▸ Given problem
Repeat what the lines below say, word for word, and skip every image.

▸ Recorded data
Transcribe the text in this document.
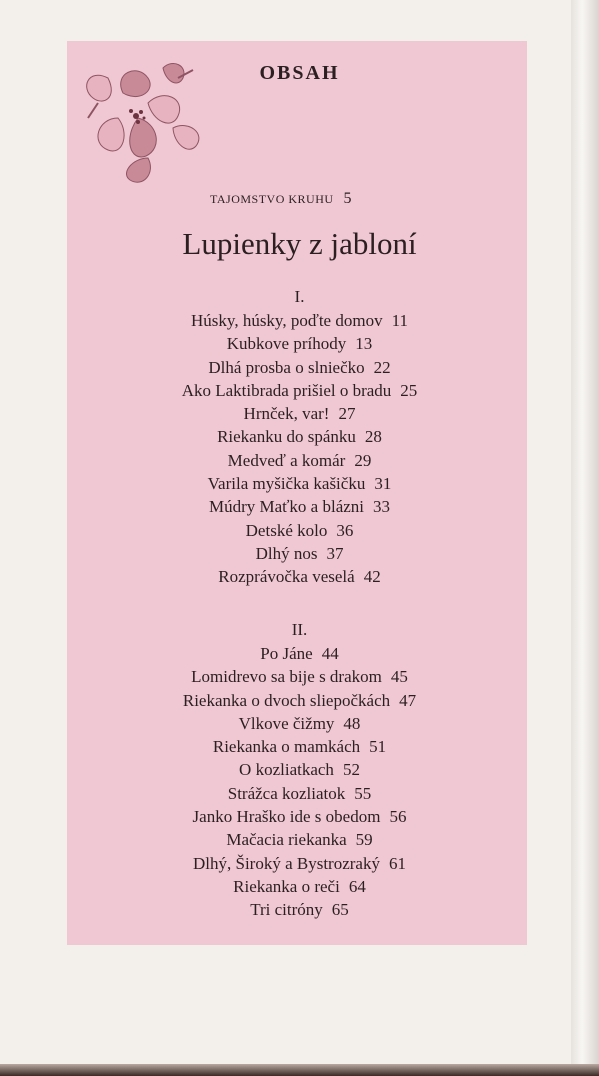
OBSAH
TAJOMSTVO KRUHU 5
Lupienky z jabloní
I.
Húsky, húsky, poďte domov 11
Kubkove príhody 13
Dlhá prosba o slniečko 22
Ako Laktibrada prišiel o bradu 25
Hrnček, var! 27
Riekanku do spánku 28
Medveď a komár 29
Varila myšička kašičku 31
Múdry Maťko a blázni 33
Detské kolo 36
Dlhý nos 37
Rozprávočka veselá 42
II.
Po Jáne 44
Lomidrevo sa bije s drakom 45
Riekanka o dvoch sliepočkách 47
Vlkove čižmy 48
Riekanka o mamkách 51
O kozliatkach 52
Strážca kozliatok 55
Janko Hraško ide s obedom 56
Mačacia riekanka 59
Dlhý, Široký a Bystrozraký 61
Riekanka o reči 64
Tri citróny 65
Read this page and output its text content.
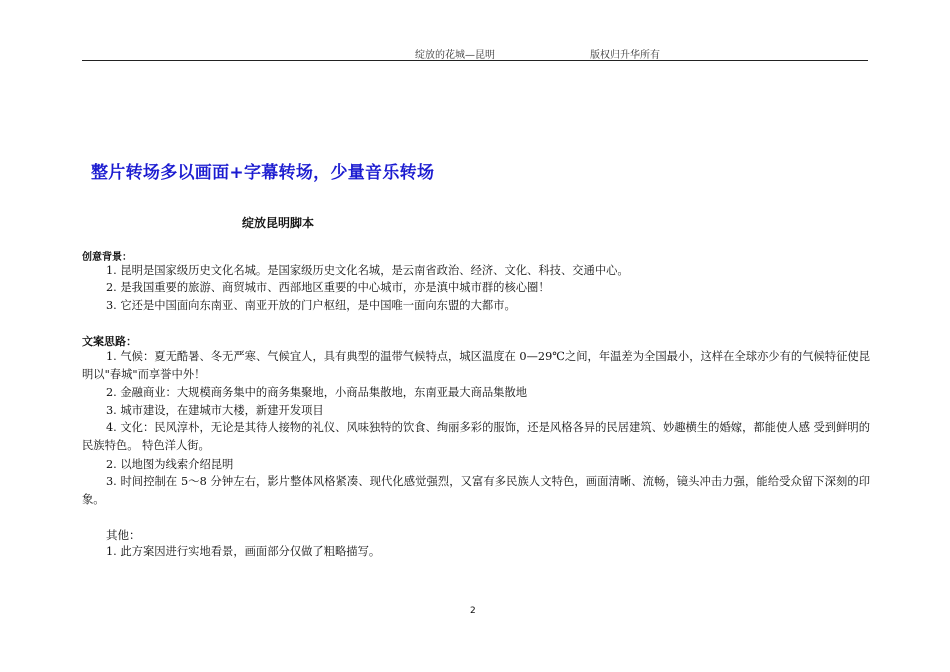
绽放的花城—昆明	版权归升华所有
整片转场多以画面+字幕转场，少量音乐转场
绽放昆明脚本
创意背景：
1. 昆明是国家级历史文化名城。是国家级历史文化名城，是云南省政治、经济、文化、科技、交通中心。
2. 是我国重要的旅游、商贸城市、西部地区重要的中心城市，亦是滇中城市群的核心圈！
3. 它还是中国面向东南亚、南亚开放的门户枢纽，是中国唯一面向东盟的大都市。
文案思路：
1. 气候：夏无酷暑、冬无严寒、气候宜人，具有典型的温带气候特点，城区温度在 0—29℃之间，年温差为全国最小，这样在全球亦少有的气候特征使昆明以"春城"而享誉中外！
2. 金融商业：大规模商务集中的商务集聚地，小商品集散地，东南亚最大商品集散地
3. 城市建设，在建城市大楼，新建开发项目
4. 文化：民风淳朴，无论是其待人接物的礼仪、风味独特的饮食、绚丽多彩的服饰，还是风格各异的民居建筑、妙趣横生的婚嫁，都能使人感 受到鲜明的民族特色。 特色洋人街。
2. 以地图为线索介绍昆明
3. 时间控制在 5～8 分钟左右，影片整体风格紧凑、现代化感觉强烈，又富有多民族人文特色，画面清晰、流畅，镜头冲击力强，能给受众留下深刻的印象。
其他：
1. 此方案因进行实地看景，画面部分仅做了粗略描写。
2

▸ Exercise output
Transcribe the text in this document.
OBSAH
TAJOMSTVO KRUHU 5
Lupienky z jabloní
I.
Húsky, húsky, poďte domov 11
Kubkove príhody 13
Dlhá prosba o slniečko 22
Ako Laktibrada prišiel o bradu 25
Hrnček, var! 27
Riekanku do spánku 28
Medveď a komár 29
Varila myšička kašičku 31
Múdry Maťko a blázni 33
Detské kolo 36
Dlhý nos 37
Rozprávočka veselá 42
II.
Po Jáne 44
Lomidrevo sa bije s drakom 45
Riekanka o dvoch sliepočkách 47
Vlkove čižmy 48
Riekanka o mamkách 51
O kozliatkach 52
Strážca kozliatok 55
Janko Hraško ide s obedom 56
Mačacia riekanka 59
Dlhý, Široký a Bystrozraký 61
Riekanka o reči 64
Tri citróny 65
Read this page and output its text content.
绽放的花城—昆明	版权归升华所有
整片转场多以画面+字幕转场，少量音乐转场
绽放昆明脚本
创意背景：
1. 昆明是国家级历史文化名城。是国家级历史文化名城，是云南省政治、经济、文化、科技、交通中心。
2. 是我国重要的旅游、商贸城市、西部地区重要的中心城市，亦是滇中城市群的核心圈！
3. 它还是中国面向东南亚、南亚开放的门户枢纽，是中国唯一面向东盟的大都市。
文案思路：
1. 气候：夏无酷暑、冬无严寒、气候宜人，具有典型的温带气候特点，城区温度在 0—29℃之间，年温差为全国最小，这样在全球亦少有的气候特征使昆明以"春城"而享誉中外！
2. 金融商业：大规模商务集中的商务集聚地，小商品集散地，东南亚最大商品集散地
3. 城市建设，在建城市大楼，新建开发项目
4. 文化：民风淳朴，无论是其待人接物的礼仪、风味独特的饮食、绚丽多彩的服饰，还是风格各异的民居建筑、妙趣横生的婚嫁，都能使人感 受到鲜明的民族特色。 特色洋人街。
2. 以地图为线索介绍昆明
3. 时间控制在 5～8 分钟左右，影片整体风格紧凑、现代化感觉强烈，又富有多民族人文特色，画面清晰、流畅，镜头冲击力强，能给受众留下深刻的印象。
其他：
1. 此方案因进行实地看景，画面部分仅做了粗略描写。
2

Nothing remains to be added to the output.